== Records for processing

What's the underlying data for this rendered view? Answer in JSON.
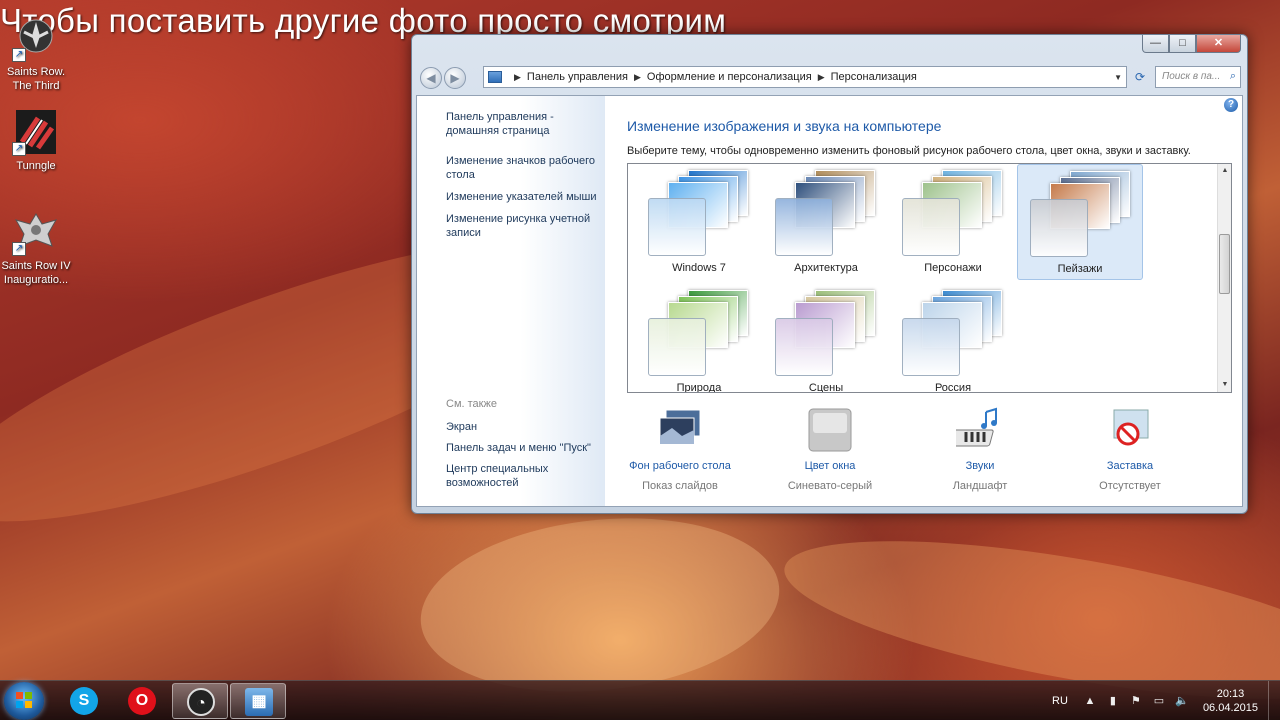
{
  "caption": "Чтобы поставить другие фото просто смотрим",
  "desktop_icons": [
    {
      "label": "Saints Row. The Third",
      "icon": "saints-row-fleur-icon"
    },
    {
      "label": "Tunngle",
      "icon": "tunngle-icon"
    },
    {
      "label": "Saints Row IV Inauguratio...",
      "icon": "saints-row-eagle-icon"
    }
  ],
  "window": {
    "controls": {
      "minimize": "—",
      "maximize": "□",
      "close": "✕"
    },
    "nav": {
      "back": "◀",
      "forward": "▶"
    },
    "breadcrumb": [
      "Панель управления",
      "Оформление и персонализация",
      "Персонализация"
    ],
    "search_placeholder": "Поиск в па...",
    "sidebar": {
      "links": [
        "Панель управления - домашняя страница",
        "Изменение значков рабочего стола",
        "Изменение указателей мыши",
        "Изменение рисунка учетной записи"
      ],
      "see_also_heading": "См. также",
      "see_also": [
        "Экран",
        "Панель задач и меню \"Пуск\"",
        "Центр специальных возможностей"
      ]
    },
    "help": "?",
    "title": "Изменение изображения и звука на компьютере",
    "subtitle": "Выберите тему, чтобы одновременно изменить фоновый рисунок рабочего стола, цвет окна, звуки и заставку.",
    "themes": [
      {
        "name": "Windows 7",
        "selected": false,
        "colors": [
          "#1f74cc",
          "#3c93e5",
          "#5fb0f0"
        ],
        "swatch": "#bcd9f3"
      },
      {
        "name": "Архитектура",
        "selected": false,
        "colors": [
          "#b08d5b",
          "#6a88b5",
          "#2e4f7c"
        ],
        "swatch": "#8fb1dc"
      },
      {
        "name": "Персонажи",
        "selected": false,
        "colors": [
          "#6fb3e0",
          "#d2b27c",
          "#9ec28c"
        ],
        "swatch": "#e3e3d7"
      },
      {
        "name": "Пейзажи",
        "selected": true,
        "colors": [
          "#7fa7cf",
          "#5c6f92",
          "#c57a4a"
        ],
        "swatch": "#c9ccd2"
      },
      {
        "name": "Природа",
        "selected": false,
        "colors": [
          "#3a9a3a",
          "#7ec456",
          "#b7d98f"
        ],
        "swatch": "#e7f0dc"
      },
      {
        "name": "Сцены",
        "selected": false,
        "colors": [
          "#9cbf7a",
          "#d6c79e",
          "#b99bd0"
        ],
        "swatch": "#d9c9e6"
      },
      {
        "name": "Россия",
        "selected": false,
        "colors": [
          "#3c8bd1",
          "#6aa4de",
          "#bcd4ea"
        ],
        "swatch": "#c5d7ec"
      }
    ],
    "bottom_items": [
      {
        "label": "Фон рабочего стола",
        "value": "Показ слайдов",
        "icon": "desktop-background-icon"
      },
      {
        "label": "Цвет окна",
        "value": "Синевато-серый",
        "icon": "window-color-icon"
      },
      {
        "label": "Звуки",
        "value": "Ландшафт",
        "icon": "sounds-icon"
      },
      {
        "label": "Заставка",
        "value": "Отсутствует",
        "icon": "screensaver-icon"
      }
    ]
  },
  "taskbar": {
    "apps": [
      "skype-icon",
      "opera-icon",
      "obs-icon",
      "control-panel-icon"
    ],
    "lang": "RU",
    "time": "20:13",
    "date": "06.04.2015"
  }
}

====

## Instruction
Give every line back word for word and leave the pictures out.

## Result of this task
What's the underlying data for this rendered view? Answer in JSON.
{
  "caption": "Чтобы поставить другие фото просто смотрим",
  "desktop_icons": [
    {
      "label": "Saints Row. The Third",
      "icon": "saints-row-fleur-icon"
    },
    {
      "label": "Tunngle",
      "icon": "tunngle-icon"
    },
    {
      "label": "Saints Row IV Inauguratio...",
      "icon": "saints-row-eagle-icon"
    }
  ],
  "window": {
    "controls": {
      "minimize": "—",
      "maximize": "□",
      "close": "✕"
    },
    "nav": {
      "back": "◀",
      "forward": "▶"
    },
    "breadcrumb": [
      "Панель управления",
      "Оформление и персонализация",
      "Персонализация"
    ],
    "search_placeholder": "Поиск в па...",
    "sidebar": {
      "links": [
        "Панель управления - домашняя страница",
        "Изменение значков рабочего стола",
        "Изменение указателей мыши",
        "Изменение рисунка учетной записи"
      ],
      "see_also_heading": "См. также",
      "see_also": [
        "Экран",
        "Панель задач и меню \"Пуск\"",
        "Центр специальных возможностей"
      ]
    },
    "help": "?",
    "title": "Изменение изображения и звука на компьютере",
    "subtitle": "Выберите тему, чтобы одновременно изменить фоновый рисунок рабочего стола, цвет окна, звуки и заставку.",
    "themes": [
      {
        "name": "Windows 7",
        "selected": false,
        "colors": [
          "#1f74cc",
          "#3c93e5",
          "#5fb0f0"
        ],
        "swatch": "#bcd9f3"
      },
      {
        "name": "Архитектура",
        "selected": false,
        "colors": [
          "#b08d5b",
          "#6a88b5",
          "#2e4f7c"
        ],
        "swatch": "#8fb1dc"
      },
      {
        "name": "Персонажи",
        "selected": false,
        "colors": [
          "#6fb3e0",
          "#d2b27c",
          "#9ec28c"
        ],
        "swatch": "#e3e3d7"
      },
      {
        "name": "Пейзажи",
        "selected": true,
        "colors": [
          "#7fa7cf",
          "#5c6f92",
          "#c57a4a"
        ],
        "swatch": "#c9ccd2"
      },
      {
        "name": "Природа",
        "selected": false,
        "colors": [
          "#3a9a3a",
          "#7ec456",
          "#b7d98f"
        ],
        "swatch": "#e7f0dc"
      },
      {
        "name": "Сцены",
        "selected": false,
        "colors": [
          "#9cbf7a",
          "#d6c79e",
          "#b99bd0"
        ],
        "swatch": "#d9c9e6"
      },
      {
        "name": "Россия",
        "selected": false,
        "colors": [
          "#3c8bd1",
          "#6aa4de",
          "#bcd4ea"
        ],
        "swatch": "#c5d7ec"
      }
    ],
    "bottom_items": [
      {
        "label": "Фон рабочего стола",
        "value": "Показ слайдов",
        "icon": "desktop-background-icon"
      },
      {
        "label": "Цвет окна",
        "value": "Синевато-серый",
        "icon": "window-color-icon"
      },
      {
        "label": "Звуки",
        "value": "Ландшафт",
        "icon": "sounds-icon"
      },
      {
        "label": "Заставка",
        "value": "Отсутствует",
        "icon": "screensaver-icon"
      }
    ]
  },
  "taskbar": {
    "apps": [
      "skype-icon",
      "opera-icon",
      "obs-icon",
      "control-panel-icon"
    ],
    "lang": "RU",
    "time": "20:13",
    "date": "06.04.2015"
  }
}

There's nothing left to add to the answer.